> WHAT NEEDS TO BE DONE: Every entry below must appear again, exactly as written.

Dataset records
──────
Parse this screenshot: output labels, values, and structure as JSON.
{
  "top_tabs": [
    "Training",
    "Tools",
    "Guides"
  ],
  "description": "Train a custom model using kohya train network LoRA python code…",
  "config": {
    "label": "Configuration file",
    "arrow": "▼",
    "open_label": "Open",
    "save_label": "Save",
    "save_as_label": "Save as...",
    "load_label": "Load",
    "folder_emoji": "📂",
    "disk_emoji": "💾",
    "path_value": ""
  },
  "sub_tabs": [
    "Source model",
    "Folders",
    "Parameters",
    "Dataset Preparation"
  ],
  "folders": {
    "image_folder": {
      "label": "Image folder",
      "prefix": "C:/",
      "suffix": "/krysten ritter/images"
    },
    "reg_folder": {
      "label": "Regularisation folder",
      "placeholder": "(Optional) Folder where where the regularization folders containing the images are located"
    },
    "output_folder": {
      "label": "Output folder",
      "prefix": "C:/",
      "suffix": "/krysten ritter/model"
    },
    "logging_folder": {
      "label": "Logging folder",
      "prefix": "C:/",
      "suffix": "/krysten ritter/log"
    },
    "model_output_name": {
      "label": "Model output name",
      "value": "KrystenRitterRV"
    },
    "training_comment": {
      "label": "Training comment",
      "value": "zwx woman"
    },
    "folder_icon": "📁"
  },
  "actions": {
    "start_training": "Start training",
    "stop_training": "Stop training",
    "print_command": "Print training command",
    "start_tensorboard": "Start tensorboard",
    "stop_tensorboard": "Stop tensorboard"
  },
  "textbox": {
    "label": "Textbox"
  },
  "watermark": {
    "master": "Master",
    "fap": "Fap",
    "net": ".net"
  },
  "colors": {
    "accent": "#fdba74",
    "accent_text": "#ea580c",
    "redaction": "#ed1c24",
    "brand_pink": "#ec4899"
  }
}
──────
> ANSWER:
Parse this screenshot: output labels, values, and structure as JSON.
{
  "top_tabs": [
    "Training",
    "Tools",
    "Guides"
  ],
  "description": "Train a custom model using kohya train network LoRA python code…",
  "config": {
    "label": "Configuration file",
    "arrow": "▼",
    "open_label": "Open",
    "save_label": "Save",
    "save_as_label": "Save as...",
    "load_label": "Load",
    "folder_emoji": "📂",
    "disk_emoji": "💾",
    "path_value": ""
  },
  "sub_tabs": [
    "Source model",
    "Folders",
    "Parameters",
    "Dataset Preparation"
  ],
  "folders": {
    "image_folder": {
      "label": "Image folder",
      "prefix": "C:/",
      "suffix": "/krysten ritter/images"
    },
    "reg_folder": {
      "label": "Regularisation folder",
      "placeholder": "(Optional) Folder where where the regularization folders containing the images are located"
    },
    "output_folder": {
      "label": "Output folder",
      "prefix": "C:/",
      "suffix": "/krysten ritter/model"
    },
    "logging_folder": {
      "label": "Logging folder",
      "prefix": "C:/",
      "suffix": "/krysten ritter/log"
    },
    "model_output_name": {
      "label": "Model output name",
      "value": "KrystenRitterRV"
    },
    "training_comment": {
      "label": "Training comment",
      "value": "zwx woman"
    },
    "folder_icon": "📁"
  },
  "actions": {
    "start_training": "Start training",
    "stop_training": "Stop training",
    "print_command": "Print training command",
    "start_tensorboard": "Start tensorboard",
    "stop_tensorboard": "Stop tensorboard"
  },
  "textbox": {
    "label": "Textbox"
  },
  "watermark": {
    "master": "Master",
    "fap": "Fap",
    "net": ".net"
  },
  "colors": {
    "accent": "#fdba74",
    "accent_text": "#ea580c",
    "redaction": "#ed1c24",
    "brand_pink": "#ec4899"
  }
}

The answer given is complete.